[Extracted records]
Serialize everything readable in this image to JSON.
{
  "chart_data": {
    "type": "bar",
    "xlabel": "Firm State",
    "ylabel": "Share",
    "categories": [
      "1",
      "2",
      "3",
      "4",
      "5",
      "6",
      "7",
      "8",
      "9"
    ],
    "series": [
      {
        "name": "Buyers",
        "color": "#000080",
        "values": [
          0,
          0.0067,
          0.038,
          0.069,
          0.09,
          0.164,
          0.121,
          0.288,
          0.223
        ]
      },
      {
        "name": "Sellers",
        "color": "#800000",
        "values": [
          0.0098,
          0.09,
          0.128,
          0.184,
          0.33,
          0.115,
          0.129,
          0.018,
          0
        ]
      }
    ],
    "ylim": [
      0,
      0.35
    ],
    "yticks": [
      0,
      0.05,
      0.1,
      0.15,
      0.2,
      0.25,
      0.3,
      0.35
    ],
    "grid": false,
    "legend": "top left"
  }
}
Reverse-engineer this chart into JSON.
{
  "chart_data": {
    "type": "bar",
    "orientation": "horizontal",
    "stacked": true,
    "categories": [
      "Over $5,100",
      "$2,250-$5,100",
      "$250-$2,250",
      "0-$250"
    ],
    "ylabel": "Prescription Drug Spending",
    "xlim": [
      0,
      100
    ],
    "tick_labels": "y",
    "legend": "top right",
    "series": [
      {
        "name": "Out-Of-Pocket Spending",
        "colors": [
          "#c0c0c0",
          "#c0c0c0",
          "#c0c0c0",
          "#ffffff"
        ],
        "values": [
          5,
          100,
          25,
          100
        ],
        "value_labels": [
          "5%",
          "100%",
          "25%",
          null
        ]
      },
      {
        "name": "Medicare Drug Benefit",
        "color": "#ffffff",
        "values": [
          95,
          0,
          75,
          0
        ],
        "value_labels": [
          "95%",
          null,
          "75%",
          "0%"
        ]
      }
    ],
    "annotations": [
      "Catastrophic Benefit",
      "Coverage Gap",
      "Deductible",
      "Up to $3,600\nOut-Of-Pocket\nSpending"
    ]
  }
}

TASK DETAILS
Return every line exactly.

TASK RESULT
Serialize everything readable in this image to JSON.
{
  "chart_data": {
    "type": "bar",
    "xlabel": "Firm State",
    "ylabel": "Share",
    "categories": [
      "1",
      "2",
      "3",
      "4",
      "5",
      "6",
      "7",
      "8",
      "9"
    ],
    "series": [
      {
        "name": "Buyers",
        "color": "#000080",
        "values": [
          0,
          0.0067,
          0.038,
          0.069,
          0.09,
          0.164,
          0.121,
          0.288,
          0.223
        ]
      },
      {
        "name": "Sellers",
        "color": "#800000",
        "values": [
          0.0098,
          0.09,
          0.128,
          0.184,
          0.33,
          0.115,
          0.129,
          0.018,
          0
        ]
      }
    ],
    "ylim": [
      0,
      0.35
    ],
    "yticks": [
      0,
      0.05,
      0.1,
      0.15,
      0.2,
      0.25,
      0.3,
      0.35
    ],
    "grid": false,
    "legend": "top left"
  }
}
Reverse-engineer this chart into JSON.
{
  "chart_data": {
    "type": "bar",
    "orientation": "horizontal",
    "stacked": true,
    "categories": [
      "Over $5,100",
      "$2,250-$5,100",
      "$250-$2,250",
      "0-$250"
    ],
    "ylabel": "Prescription Drug Spending",
    "xlim": [
      0,
      100
    ],
    "tick_labels": "y",
    "legend": "top right",
    "series": [
      {
        "name": "Out-Of-Pocket Spending",
        "colors": [
          "#c0c0c0",
          "#c0c0c0",
          "#c0c0c0",
          "#ffffff"
        ],
        "values": [
          5,
          100,
          25,
          100
        ],
        "value_labels": [
          "5%",
          "100%",
          "25%",
          null
        ]
      },
      {
        "name": "Medicare Drug Benefit",
        "color": "#ffffff",
        "values": [
          95,
          0,
          75,
          0
        ],
        "value_labels": [
          "95%",
          null,
          "75%",
          "0%"
        ]
      }
    ],
    "annotations": [
      "Catastrophic Benefit",
      "Coverage Gap",
      "Deductible",
      "Up to $3,600\nOut-Of-Pocket\nSpending"
    ]
  }
}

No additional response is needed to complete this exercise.